[STATED GOAL]
Retype each line of the material exactly, please, skipping any picture in it.

::: THE RECORDS

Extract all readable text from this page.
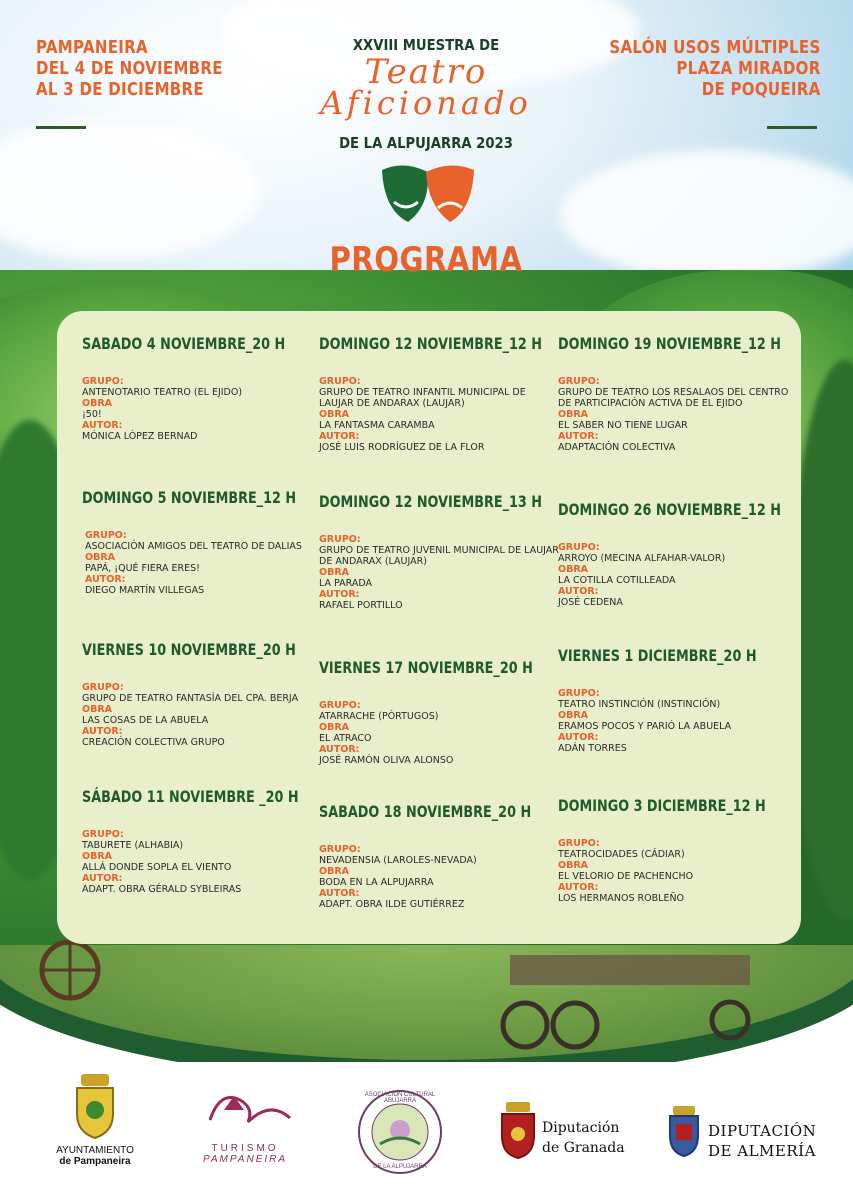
PAMPANEIRA
DEL 4 DE NOVIEMBRE
AL 3 DE DICIEMBRE
SALÓN USOS MÚLTIPLES
PLAZA MIRADOR
DE POQUEIRA
XXVIII MUESTRA DE
Teatro
Aficionado
DE LA ALPUJARRA 2023
PROGRAMA
SABADO 4 NOVIEMBRE_20 H
GRUPO:
ANTENOTARIO TEATRO (EL EJIDO)
OBRA
¡50!
AUTOR:
MÓNICA LÓPEZ BERNAD
DOMINGO 5 NOVIEMBRE_12 H
GRUPO:
ASOCIACIÓN AMIGOS DEL TEATRO DE DALIAS
OBRA
PAPÁ, ¡QUÉ FIERA ERES!
AUTOR:
DIEGO MARTÍN VILLEGAS
VIERNES 10 NOVIEMBRE_20 H
GRUPO:
GRUPO DE TEATRO FANTASÍA DEL CPA. BERJA
OBRA
LAS COSAS DE LA ABUELA
AUTOR:
CREACIÓN COLECTIVA GRUPO
SÁBADO 11 NOVIEMBRE _20 H
GRUPO:
TABURETE (ALHABIA)
OBRA
ALLÁ DONDE SOPLA EL VIENTO
AUTOR:
ADAPT. OBRA GÉRALD SYBLEIRAS
DOMINGO 12 NOVIEMBRE_12 H
GRUPO:
GRUPO DE TEATRO INFANTIL MUNICIPAL DE LAUJAR DE ANDARAX (LAUJAR)
OBRA
LA FANTASMA CARAMBA
AUTOR:
JOSÉ LUIS RODRÍGUEZ DE LA FLOR
DOMINGO 12 NOVIEMBRE_13 H
GRUPO:
GRUPO DE TEATRO JUVENIL MUNICIPAL DE LAUJAR DE ANDARAX (LAUJAR)
OBRA
LA PARADA
AUTOR:
RAFAEL PORTILLO
VIERNES 17 NOVIEMBRE_20 H
GRUPO:
ATARRACHE (PÓRTUGOS)
OBRA
EL ATRACO
AUTOR:
JOSÉ RAMÓN OLIVA ALONSO
SABADO 18 NOVIEMBRE_20 H
GRUPO:
NEVADENSIA (LAROLES-NEVADA)
OBRA
BODA EN LA ALPUJARRA
AUTOR:
ADAPT. OBRA ILDE GUTIÉRREZ
DOMINGO 19 NOVIEMBRE_12 H
GRUPO:
GRUPO DE TEATRO LOS RESALAOS DEL CENTRO DE PARTICIPACIÓN ACTIVA DE EL EJIDO
OBRA
EL SABER NO TIENE LUGAR
AUTOR:
ADAPTACIÓN COLECTIVA
DOMINGO 26 NOVIEMBRE_12 H
GRUPO:
ARROYO (MECINA ALFAHAR-VALOR)
OBRA
LA COTILLA COTILLEADA
AUTOR:
JOSÉ CEDENA
VIERNES 1 DICIEMBRE_20 H
GRUPO:
TEATRO INSTINCIÓN (INSTINCIÓN)
OBRA
ERAMOS POCOS Y PARIÓ LA ABUELA
AUTOR:
ADÁN TORRES
DOMINGO 3 DICIEMBRE_12 H
GRUPO:
TEATROCIDADES (CÁDIAR)
OBRA
EL VELORIO DE PACHENCHO
AUTOR:
LOS HERMANOS ROBLEÑO
AYUNTAMIENTO
de Pampaneira
TURISMO
PAMPANEIRA
ASOCIACIÓN CULTURAL ABUJARRA
DE LA ALPUJARRA
Diputación
de Granada
DIPUTACIÓN
DE ALMERÍA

::::::

[RESPONSE TO THIS EXERCISE]
Extract all readable text from this page.
PAMPANEIRA
DEL 4 DE NOVIEMBRE
AL 3 DE DICIEMBRE
SALÓN USOS MÚLTIPLES
PLAZA MIRADOR
DE POQUEIRA
XXVIII MUESTRA DE
Teatro
Aficionado
DE LA ALPUJARRA 2023
PROGRAMA
SABADO 4 NOVIEMBRE_20 H
GRUPO:
ANTENOTARIO TEATRO (EL EJIDO)
OBRA
¡50!
AUTOR:
MÓNICA LÓPEZ BERNAD
DOMINGO 5 NOVIEMBRE_12 H
GRUPO:
ASOCIACIÓN AMIGOS DEL TEATRO DE DALIAS
OBRA
PAPÁ, ¡QUÉ FIERA ERES!
AUTOR:
DIEGO MARTÍN VILLEGAS
VIERNES 10 NOVIEMBRE_20 H
GRUPO:
GRUPO DE TEATRO FANTASÍA DEL CPA. BERJA
OBRA
LAS COSAS DE LA ABUELA
AUTOR:
CREACIÓN COLECTIVA GRUPO
SÁBADO 11 NOVIEMBRE _20 H
GRUPO:
TABURETE (ALHABIA)
OBRA
ALLÁ DONDE SOPLA EL VIENTO
AUTOR:
ADAPT. OBRA GÉRALD SYBLEIRAS
DOMINGO 12 NOVIEMBRE_12 H
GRUPO:
GRUPO DE TEATRO INFANTIL MUNICIPAL DE LAUJAR DE ANDARAX (LAUJAR)
OBRA
LA FANTASMA CARAMBA
AUTOR:
JOSÉ LUIS RODRÍGUEZ DE LA FLOR
DOMINGO 12 NOVIEMBRE_13 H
GRUPO:
GRUPO DE TEATRO JUVENIL MUNICIPAL DE LAUJAR DE ANDARAX (LAUJAR)
OBRA
LA PARADA
AUTOR:
RAFAEL PORTILLO
VIERNES 17 NOVIEMBRE_20 H
GRUPO:
ATARRACHE (PÓRTUGOS)
OBRA
EL ATRACO
AUTOR:
JOSÉ RAMÓN OLIVA ALONSO
SABADO 18 NOVIEMBRE_20 H
GRUPO:
NEVADENSIA (LAROLES-NEVADA)
OBRA
BODA EN LA ALPUJARRA
AUTOR:
ADAPT. OBRA ILDE GUTIÉRREZ
DOMINGO 19 NOVIEMBRE_12 H
GRUPO:
GRUPO DE TEATRO LOS RESALAOS DEL CENTRO DE PARTICIPACIÓN ACTIVA DE EL EJIDO
OBRA
EL SABER NO TIENE LUGAR
AUTOR:
ADAPTACIÓN COLECTIVA
DOMINGO 26 NOVIEMBRE_12 H
GRUPO:
ARROYO (MECINA ALFAHAR-VALOR)
OBRA
LA COTILLA COTILLEADA
AUTOR:
JOSÉ CEDENA
VIERNES 1 DICIEMBRE_20 H
GRUPO:
TEATRO INSTINCIÓN (INSTINCIÓN)
OBRA
ERAMOS POCOS Y PARIÓ LA ABUELA
AUTOR:
ADÁN TORRES
DOMINGO 3 DICIEMBRE_12 H
GRUPO:
TEATROCIDADES (CÁDIAR)
OBRA
EL VELORIO DE PACHENCHO
AUTOR:
LOS HERMANOS ROBLEÑO
AYUNTAMIENTO
de Pampaneira
TURISMO
PAMPANEIRA
ASOCIACIÓN CULTURAL ABUJARRA
DE LA ALPUJARRA
Diputación
de Granada
DIPUTACIÓN
DE ALMERÍA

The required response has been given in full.